* [PREGUNTAS PROPUESTAS]
**1)** Responda estas preguntas a partir del texto de estudio:
(a) ¿Qué se afirma de los cuentos de hadas en la primera línea?
(b) ¿Con qué cuatro adjetivos se describe a la sociedad?
(c) ¿Por qué se produce la sobreprotección?
**2)** Traduzca al inglés esta oración del texto de estudio: «La sobreprotección es un mal común generado por un exceso de amor.»
**3)** Según el texto de estudio, ¿por qué formar parte de la sociedad resulta demasiado asfixiante para muchas personas? Responda en una a tres oraciones.

* [TEXTO DE ESTUDIO]
++++++++
Los cuentos de hadas también asustan.
A veces es necesario acusarnos de una gran falta de empatía ante la paternidad a aquellos que no hemos pasado todavía por ello. Vemos padres negándose a vacunar a sus hijos, otros impidiendo su ingesta de cualquier producto que venga de un animal, unos cuantos enseñando a quien no sabe ni tenerse en pie a posar delante de un móvil, todos dispuestos a jerarquizar hasta el fin de los días (o la independencia de aquel que ya dejó de ser niño) el espacio que sus hijos deben ocupar en la sociedad, diga lo que diga esa muchedumbre que piensa diferente, sean padres o no. Y como la empatía no siempre es nuestro fuerte, lo diagnosticamos rápido: están todos chalados, el mundo no se puede minimizar antes de haberlo vivido. «Si yo fuera madre…»
Pero es que la sociedad es grande, poderosa, gritona y ofuscada, y formar parte de ella es demasiado asfixiante para muchas personas. Estas personas pueden ser padres, y dar la espalda a una mayoría es fácil, difícil o el estilo perfecto con el que bordear el conflicto sin sentir cómo la vida te salpica por ello. La sobreprotección es un mal común generado por un exceso de amor.
++++++++
* [DATOS PROPORCIONADOS]

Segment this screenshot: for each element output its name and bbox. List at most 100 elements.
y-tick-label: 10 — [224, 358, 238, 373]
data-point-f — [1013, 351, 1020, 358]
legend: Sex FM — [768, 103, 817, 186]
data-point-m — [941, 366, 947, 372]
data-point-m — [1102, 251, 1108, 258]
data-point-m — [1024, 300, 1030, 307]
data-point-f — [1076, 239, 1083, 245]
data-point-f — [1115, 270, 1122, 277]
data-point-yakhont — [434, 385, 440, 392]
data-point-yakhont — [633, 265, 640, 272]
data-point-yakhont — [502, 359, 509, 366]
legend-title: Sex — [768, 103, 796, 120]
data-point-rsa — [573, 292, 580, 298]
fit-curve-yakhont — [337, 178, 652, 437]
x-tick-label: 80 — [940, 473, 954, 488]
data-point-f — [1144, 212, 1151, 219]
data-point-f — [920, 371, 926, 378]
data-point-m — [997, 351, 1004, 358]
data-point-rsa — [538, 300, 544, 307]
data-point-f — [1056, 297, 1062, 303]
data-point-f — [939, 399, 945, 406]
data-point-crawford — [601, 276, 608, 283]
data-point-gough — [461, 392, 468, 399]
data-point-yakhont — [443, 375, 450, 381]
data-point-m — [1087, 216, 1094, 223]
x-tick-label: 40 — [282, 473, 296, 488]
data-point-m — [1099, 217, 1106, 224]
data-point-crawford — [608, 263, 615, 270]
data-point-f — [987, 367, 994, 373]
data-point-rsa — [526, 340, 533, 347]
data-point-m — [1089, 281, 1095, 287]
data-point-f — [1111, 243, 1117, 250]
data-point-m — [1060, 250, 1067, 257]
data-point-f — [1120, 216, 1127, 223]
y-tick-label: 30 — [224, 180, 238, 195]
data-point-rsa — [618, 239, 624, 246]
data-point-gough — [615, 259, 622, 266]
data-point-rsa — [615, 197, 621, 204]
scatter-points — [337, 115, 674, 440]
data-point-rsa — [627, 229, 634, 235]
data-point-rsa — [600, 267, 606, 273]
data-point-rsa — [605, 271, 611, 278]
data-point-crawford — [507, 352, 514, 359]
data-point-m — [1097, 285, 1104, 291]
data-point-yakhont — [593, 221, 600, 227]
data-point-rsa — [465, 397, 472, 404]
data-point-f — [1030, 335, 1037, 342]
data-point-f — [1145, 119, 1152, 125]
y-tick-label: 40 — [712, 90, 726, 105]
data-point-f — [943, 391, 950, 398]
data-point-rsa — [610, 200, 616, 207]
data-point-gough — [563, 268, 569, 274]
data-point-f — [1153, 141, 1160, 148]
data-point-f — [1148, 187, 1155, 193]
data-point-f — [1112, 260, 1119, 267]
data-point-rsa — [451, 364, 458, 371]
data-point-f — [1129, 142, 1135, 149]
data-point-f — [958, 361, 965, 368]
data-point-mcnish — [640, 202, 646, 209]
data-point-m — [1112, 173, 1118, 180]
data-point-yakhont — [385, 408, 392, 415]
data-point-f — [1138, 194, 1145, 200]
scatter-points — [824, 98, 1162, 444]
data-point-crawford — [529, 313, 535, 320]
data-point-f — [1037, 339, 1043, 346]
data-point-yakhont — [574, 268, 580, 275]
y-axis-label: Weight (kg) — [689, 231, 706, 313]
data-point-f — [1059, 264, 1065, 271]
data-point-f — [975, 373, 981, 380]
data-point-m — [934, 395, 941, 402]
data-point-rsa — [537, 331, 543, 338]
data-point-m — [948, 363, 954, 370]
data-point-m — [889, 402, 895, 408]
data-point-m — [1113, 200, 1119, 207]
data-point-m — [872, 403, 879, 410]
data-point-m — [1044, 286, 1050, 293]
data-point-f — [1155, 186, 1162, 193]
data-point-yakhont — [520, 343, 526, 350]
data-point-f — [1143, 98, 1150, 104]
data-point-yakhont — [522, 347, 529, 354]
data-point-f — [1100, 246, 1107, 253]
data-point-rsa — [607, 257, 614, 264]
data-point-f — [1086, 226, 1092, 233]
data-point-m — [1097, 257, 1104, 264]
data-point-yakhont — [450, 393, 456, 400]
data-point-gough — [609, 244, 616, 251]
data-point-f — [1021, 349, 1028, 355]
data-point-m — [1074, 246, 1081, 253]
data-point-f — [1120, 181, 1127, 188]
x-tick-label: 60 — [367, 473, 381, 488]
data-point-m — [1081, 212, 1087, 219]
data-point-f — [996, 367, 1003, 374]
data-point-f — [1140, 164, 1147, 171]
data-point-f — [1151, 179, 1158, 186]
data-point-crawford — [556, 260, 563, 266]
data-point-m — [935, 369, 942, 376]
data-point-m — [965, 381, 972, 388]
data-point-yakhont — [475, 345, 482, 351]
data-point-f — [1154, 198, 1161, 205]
++++++++
* [RESPUESTAS POR TAREA]
**1)**
(a) Que también asustan.
(b) Grande, poderosa, gritona y ofuscada.
(c) Por un exceso de amor.

**2)** Overprotection is a common ill brought about by an excess of love.

**3)** Porque la sociedad es grande, poderosa, gritona y ofuscada.